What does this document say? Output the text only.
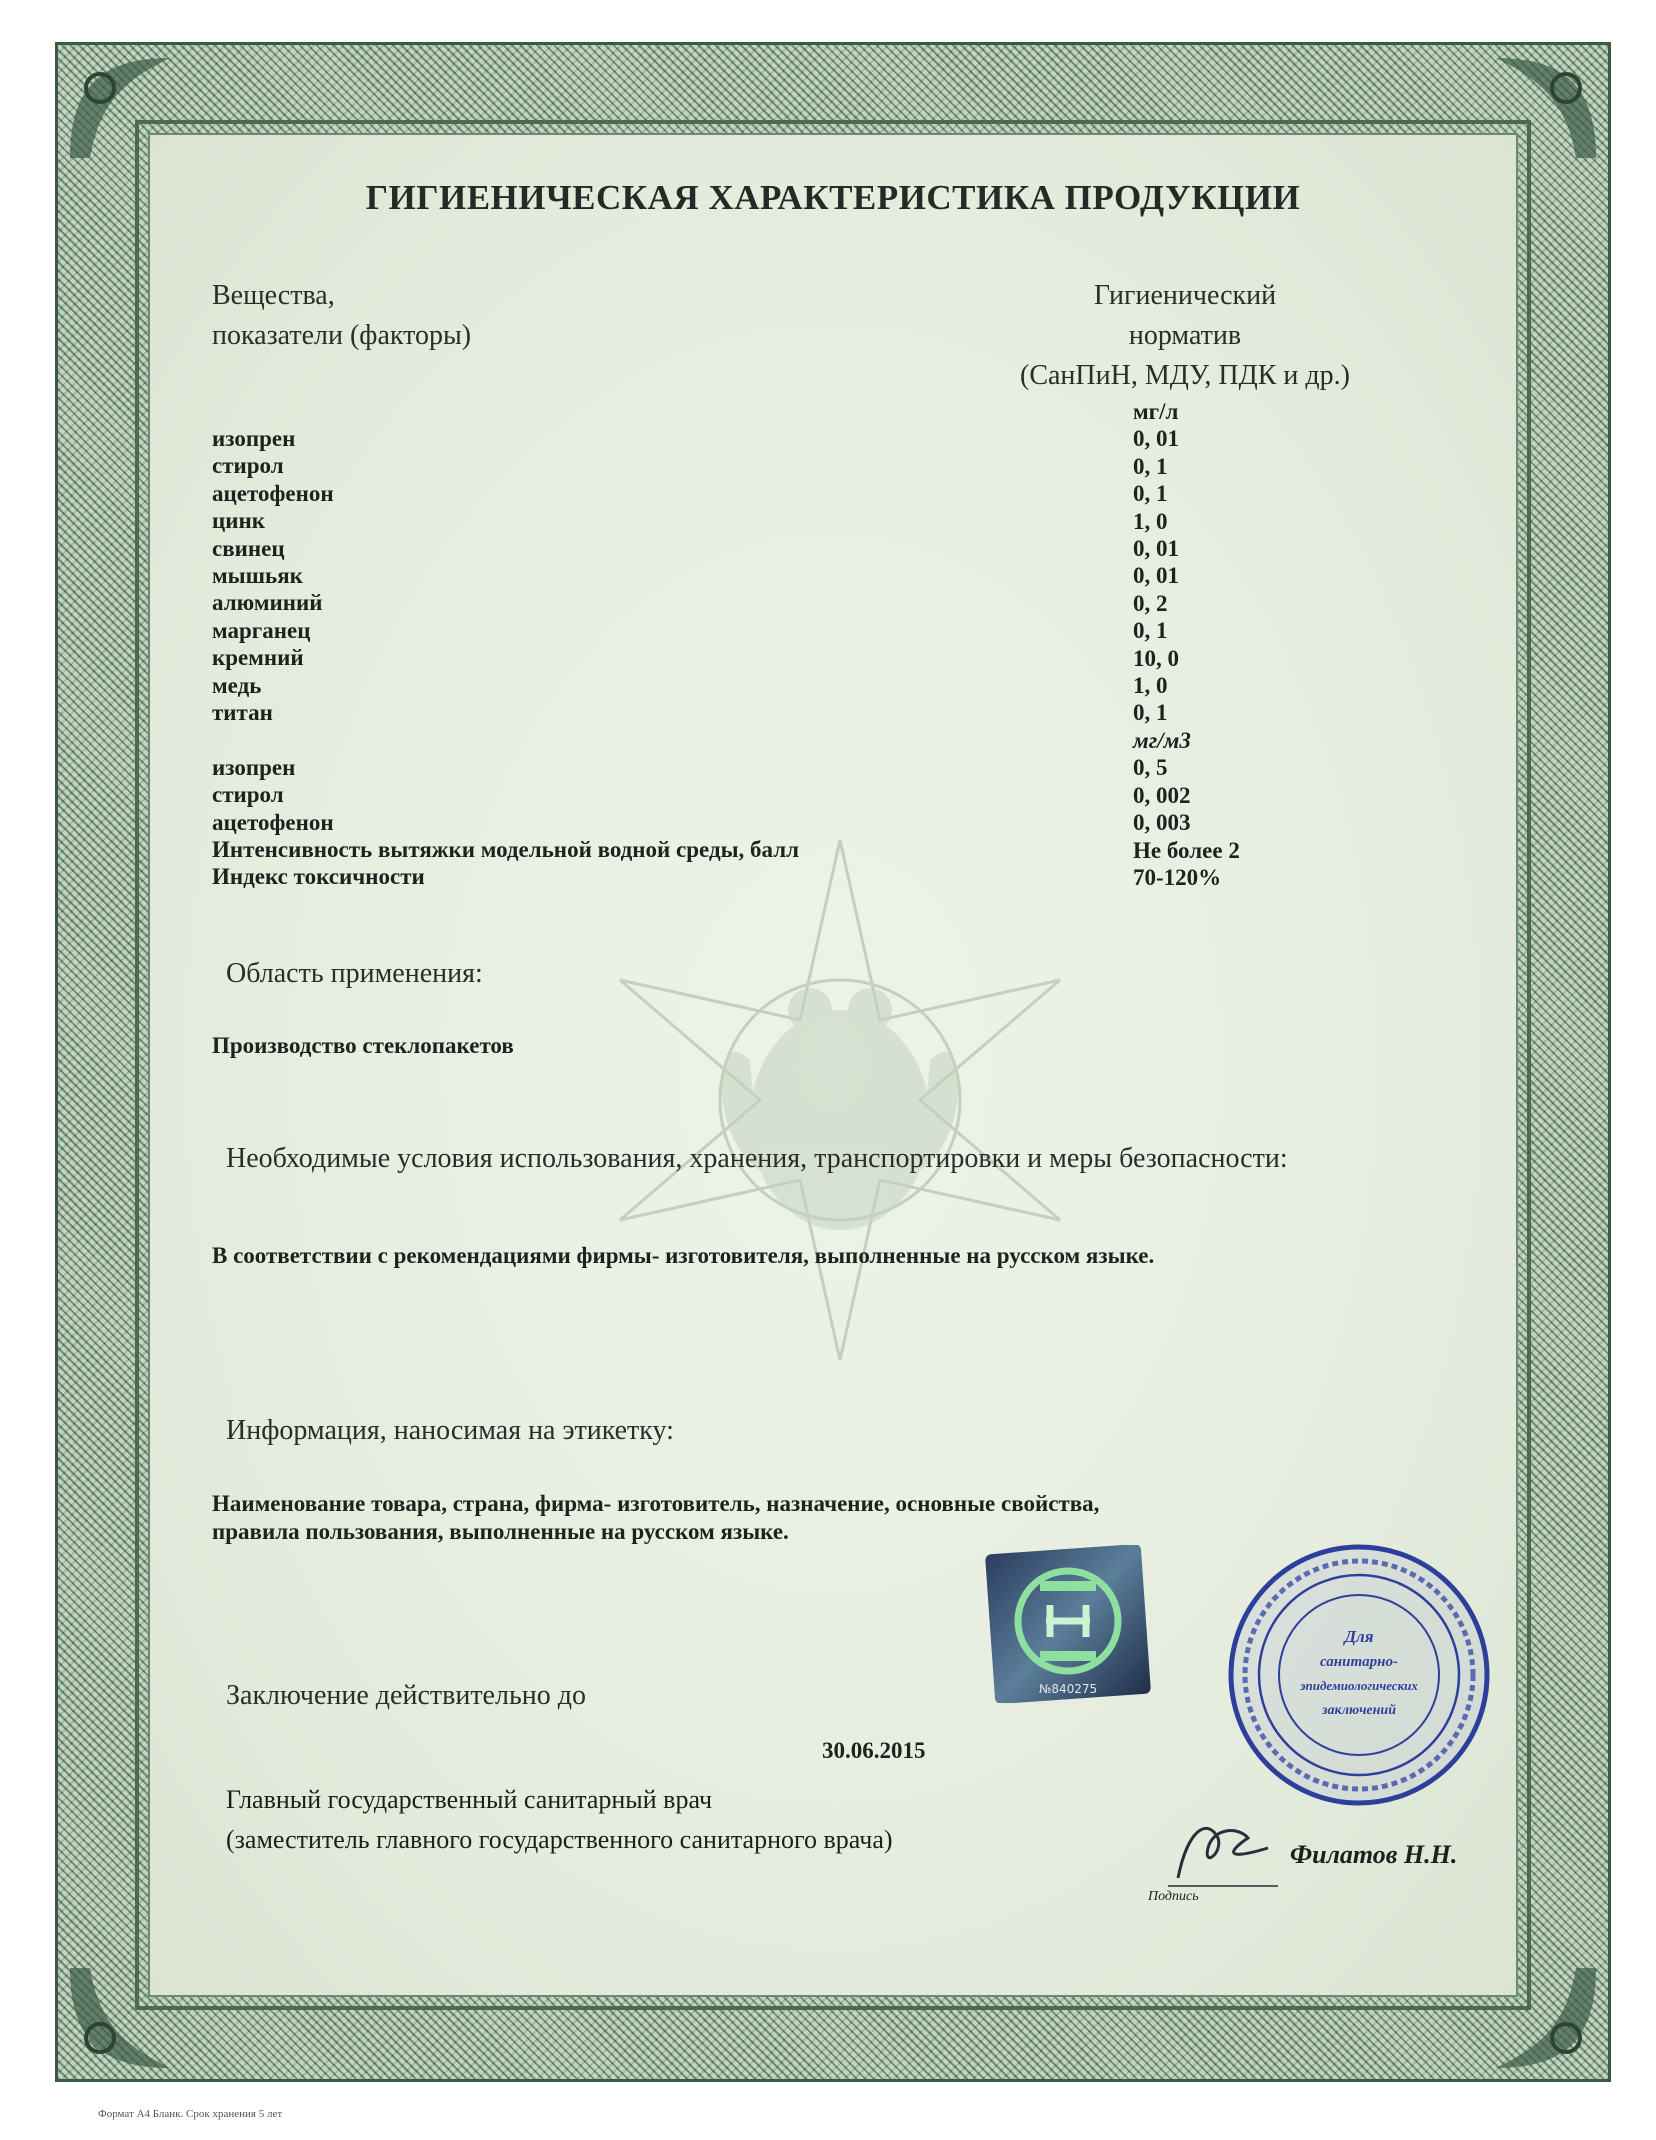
ГИГИЕНИЧЕСКАЯ ХАРАКТЕРИСТИКА ПРОДУКЦИИ
Вещества,
показатели (факторы)
Гигиенический
норматив
(СанПиН, МДУ, ПДК и др.)
изопрен
стирол
ацетофенон
цинк
свинец
мышьяк
алюминий
марганец
кремний
медь
титан
изопрен
стирол
ацетофенон
Интенсивность вытяжки модельной водной среды, балл
Индекс токсичности
мг/л
0, 01
0, 1
0, 1
1, 0
0, 01
0, 01
0, 2
0, 1
10, 0
1, 0
0, 1
мг/м3
0, 5
0, 002
0, 003
Не более 2
70-120%
Область применения:
Производство стеклопакетов
Необходимые условия использования, хранения, транспортировки и меры безопасности:
В соответствии с рекомендациями фирмы- изготовителя, выполненные на русском языке.
Информация, наносимая на этикетку:
Наименование товара, страна, фирма- изготовитель, назначение, основные свойства,
правила пользования, выполненные на русском языке.
№840275
Для
санитарно-
эпидемиологических
заключений
Заключение действительно до
30.06.2015
Главный государственный санитарный врач
(заместитель главного государственного санитарного врача)
Филатов Н.Н.
Подпись
Формат А4 Бланк. Срок хранения 5 лет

### THE REQUEST
Return the whole listing, word for word, and leave out every picture.

### FINAL ANSWER
What does this document say? Output the text only.
ГИГИЕНИЧЕСКАЯ ХАРАКТЕРИСТИКА ПРОДУКЦИИ
Вещества,
показатели (факторы)
Гигиенический
норматив
(СанПиН, МДУ, ПДК и др.)
изопрен
стирол
ацетофенон
цинк
свинец
мышьяк
алюминий
марганец
кремний
медь
титан
изопрен
стирол
ацетофенон
Интенсивность вытяжки модельной водной среды, балл
Индекс токсичности
мг/л
0, 01
0, 1
0, 1
1, 0
0, 01
0, 01
0, 2
0, 1
10, 0
1, 0
0, 1
мг/м3
0, 5
0, 002
0, 003
Не более 2
70-120%
Область применения:
Производство стеклопакетов
Необходимые условия использования, хранения, транспортировки и меры безопасности:
В соответствии с рекомендациями фирмы- изготовителя, выполненные на русском языке.
Информация, наносимая на этикетку:
Наименование товара, страна, фирма- изготовитель, назначение, основные свойства,
правила пользования, выполненные на русском языке.
№840275
Для
санитарно-
эпидемиологических
заключений
Заключение действительно до
30.06.2015
Главный государственный санитарный врач
(заместитель главного государственного санитарного врача)
Филатов Н.Н.
Подпись
Формат А4 Бланк. Срок хранения 5 лет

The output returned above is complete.